▶ Stored data entries:
#####

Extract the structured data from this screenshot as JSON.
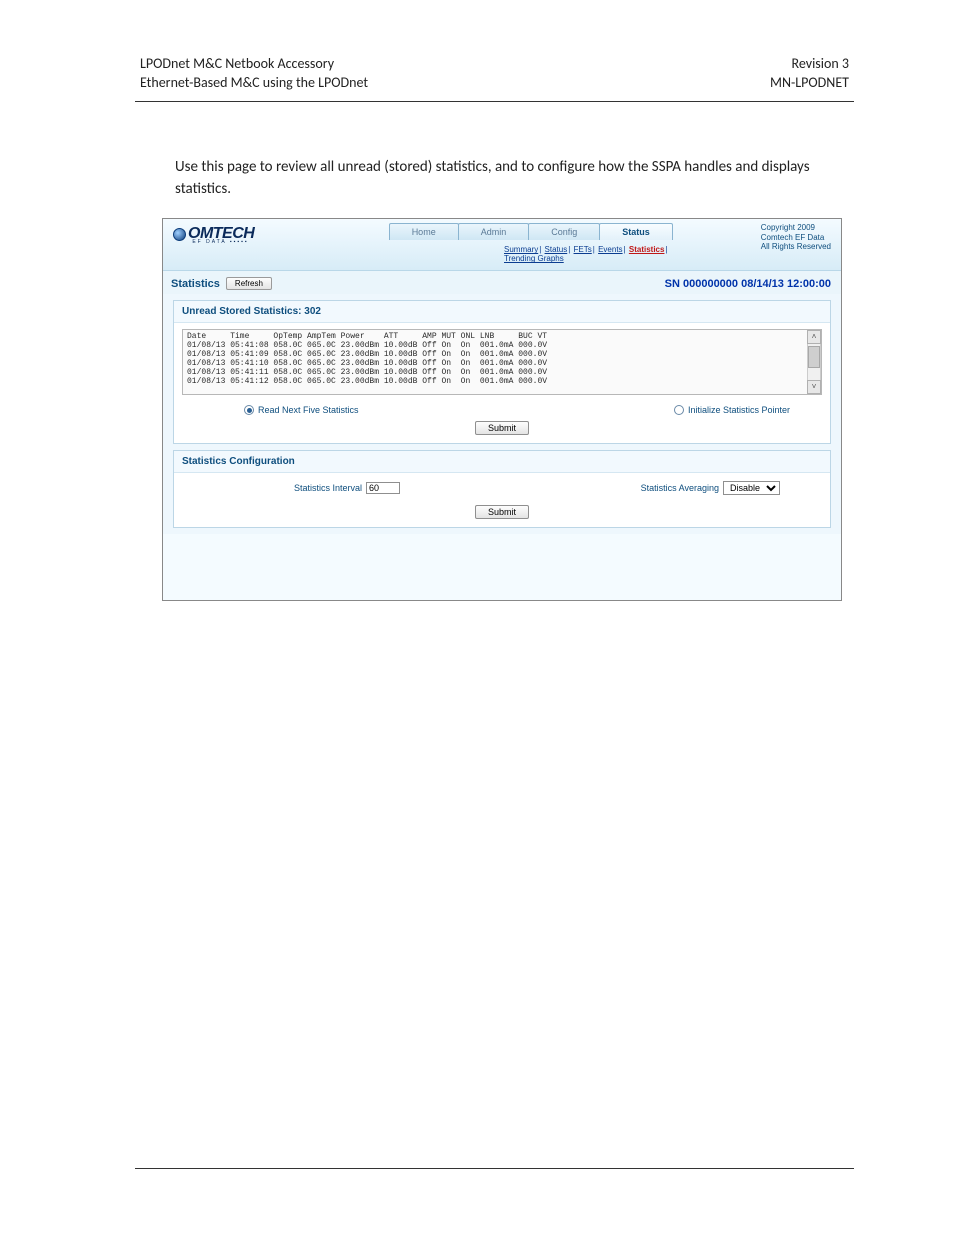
{
  "doc_header": {
    "left_line1": "LPODnet M&C Netbook Accessory",
    "left_line2": "Ethernet-Based M&C using the LPODnet",
    "right_line1": "Revision 3",
    "right_line2": "MN-LPODNET"
  },
  "body_paragraph": "Use this page to review all unread (stored) statistics, and to configure how the SSPA handles and displays statistics.",
  "ui": {
    "logo_text": "OMTECH",
    "logo_sub": "EF DATA ▪▪▪▪▪",
    "tabs": [
      "Home",
      "Admin",
      "Config",
      "Status"
    ],
    "active_tab": "Status",
    "subnav": {
      "items": [
        "Summary",
        "Status",
        "FETs",
        "Events",
        "Statistics"
      ],
      "selected": "Statistics",
      "line2": "Trending Graphs"
    },
    "copyright": {
      "l1": "Copyright 2009",
      "l2": "Comtech EF Data",
      "l3": "All Rights Reserved"
    },
    "stats_label": "Statistics",
    "refresh_label": "Refresh",
    "sn": "SN 000000000 08/14/13 12:00:00",
    "panel1_title": "Unread Stored Statistics: 302",
    "columns_header": "Date     Time     OpTemp AmpTem Power    ATT     AMP MUT ONL LNB     BUC VT",
    "rows": [
      "01/08/13 05:41:08 058.0C 065.0C 23.00dBm 10.00dB Off On  On  001.0mA 000.0V",
      "01/08/13 05:41:09 058.0C 065.0C 23.00dBm 10.00dB Off On  On  001.0mA 000.0V",
      "01/08/13 05:41:10 058.0C 065.0C 23.00dBm 10.00dB Off On  On  001.0mA 000.0V",
      "01/08/13 05:41:11 058.0C 065.0C 23.00dBm 10.00dB Off On  On  001.0mA 000.0V",
      "01/08/13 05:41:12 058.0C 065.0C 23.00dBm 10.00dB Off On  On  001.0mA 000.0V"
    ],
    "radio1": "Read Next Five Statistics",
    "radio2": "Initialize Statistics Pointer",
    "submit": "Submit",
    "panel2_title": "Statistics Configuration",
    "interval_label": "Statistics Interval",
    "interval_value": "60",
    "averaging_label": "Statistics Averaging",
    "averaging_value": "Disable"
  }
}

#####

▶ Exercise brief:
From the material above, reproduce everything verbatim except the pictures.

▶ Problem solution:
Extract the structured data from this screenshot as JSON.
{
  "doc_header": {
    "left_line1": "LPODnet M&C Netbook Accessory",
    "left_line2": "Ethernet-Based M&C using the LPODnet",
    "right_line1": "Revision 3",
    "right_line2": "MN-LPODNET"
  },
  "body_paragraph": "Use this page to review all unread (stored) statistics, and to configure how the SSPA handles and displays statistics.",
  "ui": {
    "logo_text": "OMTECH",
    "logo_sub": "EF DATA ▪▪▪▪▪",
    "tabs": [
      "Home",
      "Admin",
      "Config",
      "Status"
    ],
    "active_tab": "Status",
    "subnav": {
      "items": [
        "Summary",
        "Status",
        "FETs",
        "Events",
        "Statistics"
      ],
      "selected": "Statistics",
      "line2": "Trending Graphs"
    },
    "copyright": {
      "l1": "Copyright 2009",
      "l2": "Comtech EF Data",
      "l3": "All Rights Reserved"
    },
    "stats_label": "Statistics",
    "refresh_label": "Refresh",
    "sn": "SN 000000000 08/14/13 12:00:00",
    "panel1_title": "Unread Stored Statistics: 302",
    "columns_header": "Date     Time     OpTemp AmpTem Power    ATT     AMP MUT ONL LNB     BUC VT",
    "rows": [
      "01/08/13 05:41:08 058.0C 065.0C 23.00dBm 10.00dB Off On  On  001.0mA 000.0V",
      "01/08/13 05:41:09 058.0C 065.0C 23.00dBm 10.00dB Off On  On  001.0mA 000.0V",
      "01/08/13 05:41:10 058.0C 065.0C 23.00dBm 10.00dB Off On  On  001.0mA 000.0V",
      "01/08/13 05:41:11 058.0C 065.0C 23.00dBm 10.00dB Off On  On  001.0mA 000.0V",
      "01/08/13 05:41:12 058.0C 065.0C 23.00dBm 10.00dB Off On  On  001.0mA 000.0V"
    ],
    "radio1": "Read Next Five Statistics",
    "radio2": "Initialize Statistics Pointer",
    "submit": "Submit",
    "panel2_title": "Statistics Configuration",
    "interval_label": "Statistics Interval",
    "interval_value": "60",
    "averaging_label": "Statistics Averaging",
    "averaging_value": "Disable"
  }
}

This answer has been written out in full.